**What is required:**
Only lines with the word "fgntp" are needed; collect each of them from the listing below.

- - - - - - -

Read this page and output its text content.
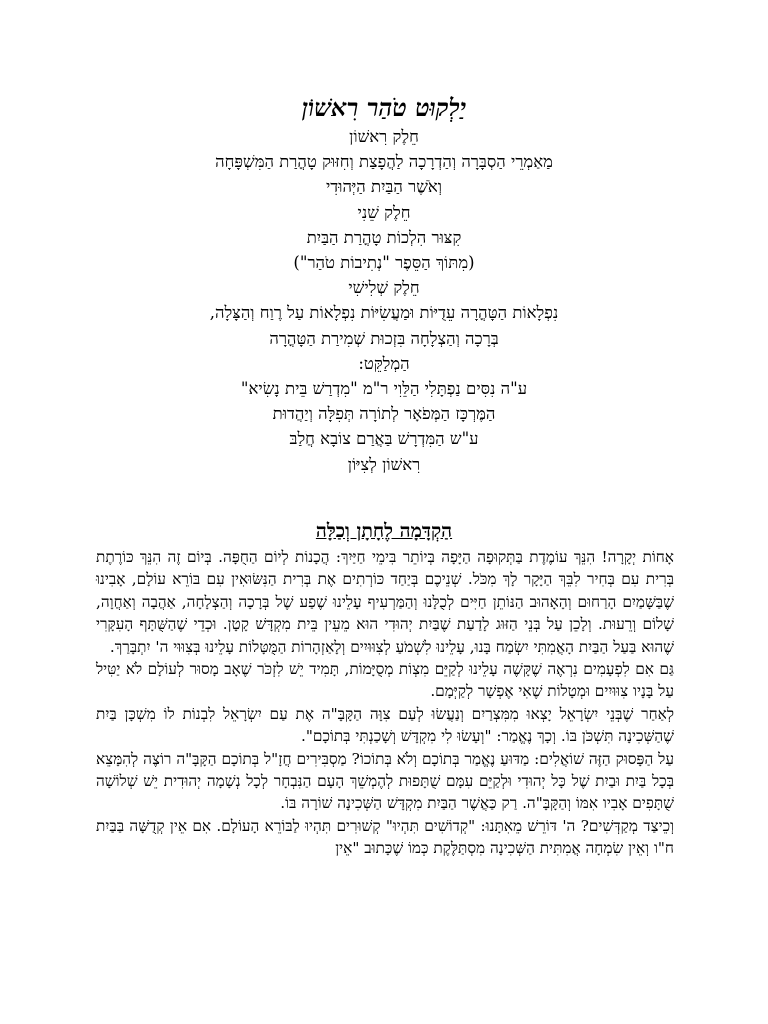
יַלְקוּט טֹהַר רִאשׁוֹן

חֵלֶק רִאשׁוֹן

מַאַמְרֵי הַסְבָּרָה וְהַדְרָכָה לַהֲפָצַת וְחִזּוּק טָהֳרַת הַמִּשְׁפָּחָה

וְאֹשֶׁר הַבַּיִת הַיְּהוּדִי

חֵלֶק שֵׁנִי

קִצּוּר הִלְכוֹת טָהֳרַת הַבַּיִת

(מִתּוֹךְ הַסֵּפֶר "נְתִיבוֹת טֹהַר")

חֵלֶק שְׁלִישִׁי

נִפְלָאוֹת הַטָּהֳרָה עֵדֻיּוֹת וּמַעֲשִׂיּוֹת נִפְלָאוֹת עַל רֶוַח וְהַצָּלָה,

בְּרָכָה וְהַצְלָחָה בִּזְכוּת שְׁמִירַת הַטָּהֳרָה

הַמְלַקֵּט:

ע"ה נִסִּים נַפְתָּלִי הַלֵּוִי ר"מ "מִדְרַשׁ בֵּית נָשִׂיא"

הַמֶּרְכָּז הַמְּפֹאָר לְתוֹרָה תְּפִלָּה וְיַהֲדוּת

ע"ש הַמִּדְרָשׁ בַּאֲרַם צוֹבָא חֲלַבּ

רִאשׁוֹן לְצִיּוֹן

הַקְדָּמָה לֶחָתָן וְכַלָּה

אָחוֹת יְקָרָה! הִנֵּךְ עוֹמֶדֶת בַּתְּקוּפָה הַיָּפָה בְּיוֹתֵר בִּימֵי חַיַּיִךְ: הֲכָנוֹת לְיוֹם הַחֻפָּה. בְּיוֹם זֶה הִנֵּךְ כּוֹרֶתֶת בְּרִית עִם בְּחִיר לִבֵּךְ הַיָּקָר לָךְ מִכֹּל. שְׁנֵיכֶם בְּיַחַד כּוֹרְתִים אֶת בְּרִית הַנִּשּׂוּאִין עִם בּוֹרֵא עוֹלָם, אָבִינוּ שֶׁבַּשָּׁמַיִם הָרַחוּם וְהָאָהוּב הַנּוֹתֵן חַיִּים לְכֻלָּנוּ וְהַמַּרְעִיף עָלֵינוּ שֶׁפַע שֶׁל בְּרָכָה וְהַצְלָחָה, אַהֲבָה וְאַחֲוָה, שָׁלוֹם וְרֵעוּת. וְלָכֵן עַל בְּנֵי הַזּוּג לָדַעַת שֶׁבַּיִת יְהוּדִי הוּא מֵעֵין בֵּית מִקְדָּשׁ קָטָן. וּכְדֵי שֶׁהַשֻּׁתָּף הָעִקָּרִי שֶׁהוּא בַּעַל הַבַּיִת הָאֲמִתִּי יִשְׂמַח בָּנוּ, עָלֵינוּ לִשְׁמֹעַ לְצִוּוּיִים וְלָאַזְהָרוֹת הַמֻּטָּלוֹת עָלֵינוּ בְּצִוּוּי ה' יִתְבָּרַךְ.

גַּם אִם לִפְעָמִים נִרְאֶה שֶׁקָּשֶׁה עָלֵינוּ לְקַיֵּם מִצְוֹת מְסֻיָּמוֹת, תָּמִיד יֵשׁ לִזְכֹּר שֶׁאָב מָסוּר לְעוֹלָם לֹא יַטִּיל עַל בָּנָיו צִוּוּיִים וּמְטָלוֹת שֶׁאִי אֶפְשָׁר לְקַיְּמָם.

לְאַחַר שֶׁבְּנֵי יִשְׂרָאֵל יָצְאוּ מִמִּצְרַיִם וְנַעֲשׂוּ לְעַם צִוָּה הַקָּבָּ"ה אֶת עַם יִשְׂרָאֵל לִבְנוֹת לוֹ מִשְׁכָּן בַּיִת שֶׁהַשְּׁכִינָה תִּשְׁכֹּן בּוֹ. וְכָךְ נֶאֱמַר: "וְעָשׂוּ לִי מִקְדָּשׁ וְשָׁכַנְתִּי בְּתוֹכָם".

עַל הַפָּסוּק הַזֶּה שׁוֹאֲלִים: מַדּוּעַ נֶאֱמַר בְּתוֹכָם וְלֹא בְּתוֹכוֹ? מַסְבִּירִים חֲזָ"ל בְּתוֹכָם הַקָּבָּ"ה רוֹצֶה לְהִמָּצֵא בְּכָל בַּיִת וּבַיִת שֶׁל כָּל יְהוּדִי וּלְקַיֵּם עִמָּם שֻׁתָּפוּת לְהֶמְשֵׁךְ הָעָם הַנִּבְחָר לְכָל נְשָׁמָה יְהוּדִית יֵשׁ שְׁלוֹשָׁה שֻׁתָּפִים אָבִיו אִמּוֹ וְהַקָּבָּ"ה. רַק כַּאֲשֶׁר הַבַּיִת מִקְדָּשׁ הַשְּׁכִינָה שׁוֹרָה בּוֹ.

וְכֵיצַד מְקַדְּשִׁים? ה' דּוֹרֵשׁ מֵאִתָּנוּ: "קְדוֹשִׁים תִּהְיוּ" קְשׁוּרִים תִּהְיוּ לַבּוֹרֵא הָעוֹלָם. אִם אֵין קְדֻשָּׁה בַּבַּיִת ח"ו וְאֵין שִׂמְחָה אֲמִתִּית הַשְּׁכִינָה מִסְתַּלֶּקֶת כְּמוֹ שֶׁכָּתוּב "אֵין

- - - - - - -

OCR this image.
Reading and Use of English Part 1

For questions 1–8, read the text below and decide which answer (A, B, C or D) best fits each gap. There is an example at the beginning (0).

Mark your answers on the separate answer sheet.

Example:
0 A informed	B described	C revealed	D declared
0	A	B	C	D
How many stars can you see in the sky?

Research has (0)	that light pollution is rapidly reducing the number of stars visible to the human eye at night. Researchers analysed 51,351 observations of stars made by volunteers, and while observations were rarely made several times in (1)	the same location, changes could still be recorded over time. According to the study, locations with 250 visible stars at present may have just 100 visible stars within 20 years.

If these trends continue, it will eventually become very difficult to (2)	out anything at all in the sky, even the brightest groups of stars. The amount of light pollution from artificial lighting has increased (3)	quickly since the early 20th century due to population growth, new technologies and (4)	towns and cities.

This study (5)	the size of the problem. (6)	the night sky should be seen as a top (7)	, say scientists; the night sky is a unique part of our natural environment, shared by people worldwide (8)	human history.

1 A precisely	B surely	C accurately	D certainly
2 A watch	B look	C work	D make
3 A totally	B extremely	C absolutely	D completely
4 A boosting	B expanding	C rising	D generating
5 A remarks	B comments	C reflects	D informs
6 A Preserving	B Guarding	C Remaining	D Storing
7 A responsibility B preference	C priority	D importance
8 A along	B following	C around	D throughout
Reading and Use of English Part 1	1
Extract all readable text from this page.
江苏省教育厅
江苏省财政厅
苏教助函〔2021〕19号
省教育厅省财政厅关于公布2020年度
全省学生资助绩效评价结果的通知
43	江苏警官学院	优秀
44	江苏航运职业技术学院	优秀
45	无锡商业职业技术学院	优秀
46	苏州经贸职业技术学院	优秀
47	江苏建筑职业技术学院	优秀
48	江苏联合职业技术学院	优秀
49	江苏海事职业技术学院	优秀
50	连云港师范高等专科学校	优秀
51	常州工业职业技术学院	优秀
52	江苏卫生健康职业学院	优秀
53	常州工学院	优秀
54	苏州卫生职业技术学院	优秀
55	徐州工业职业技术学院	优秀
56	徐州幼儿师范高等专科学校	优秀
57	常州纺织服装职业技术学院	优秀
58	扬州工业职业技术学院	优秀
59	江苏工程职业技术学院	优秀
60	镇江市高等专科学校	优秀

- - - - - - -

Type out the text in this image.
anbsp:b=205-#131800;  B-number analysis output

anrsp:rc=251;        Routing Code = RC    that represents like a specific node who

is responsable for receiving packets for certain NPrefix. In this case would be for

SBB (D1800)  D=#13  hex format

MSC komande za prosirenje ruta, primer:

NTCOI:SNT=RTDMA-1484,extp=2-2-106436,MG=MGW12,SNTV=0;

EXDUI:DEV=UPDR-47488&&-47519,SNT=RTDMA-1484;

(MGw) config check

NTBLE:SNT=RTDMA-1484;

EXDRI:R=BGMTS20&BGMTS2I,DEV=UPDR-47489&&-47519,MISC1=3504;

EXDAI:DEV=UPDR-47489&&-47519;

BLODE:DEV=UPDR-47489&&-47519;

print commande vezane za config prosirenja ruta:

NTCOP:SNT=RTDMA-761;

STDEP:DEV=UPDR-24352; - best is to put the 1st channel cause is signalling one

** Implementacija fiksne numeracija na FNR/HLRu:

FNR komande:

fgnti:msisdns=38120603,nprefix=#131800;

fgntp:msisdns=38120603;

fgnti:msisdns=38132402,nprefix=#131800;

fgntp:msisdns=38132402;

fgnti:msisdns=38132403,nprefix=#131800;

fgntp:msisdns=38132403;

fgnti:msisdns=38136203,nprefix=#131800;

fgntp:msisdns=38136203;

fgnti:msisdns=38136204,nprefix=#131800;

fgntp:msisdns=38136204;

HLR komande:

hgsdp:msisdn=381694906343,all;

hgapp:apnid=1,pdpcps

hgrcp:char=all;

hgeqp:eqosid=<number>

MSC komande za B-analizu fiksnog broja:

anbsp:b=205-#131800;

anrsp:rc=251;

- - - - - - -

**Full output:**
fgntp:msisdns=38120603;
fgntp:msisdns=38132402;
fgntp:msisdns=38132403;
fgntp:msisdns=38136203;
fgntp:msisdns=38136204;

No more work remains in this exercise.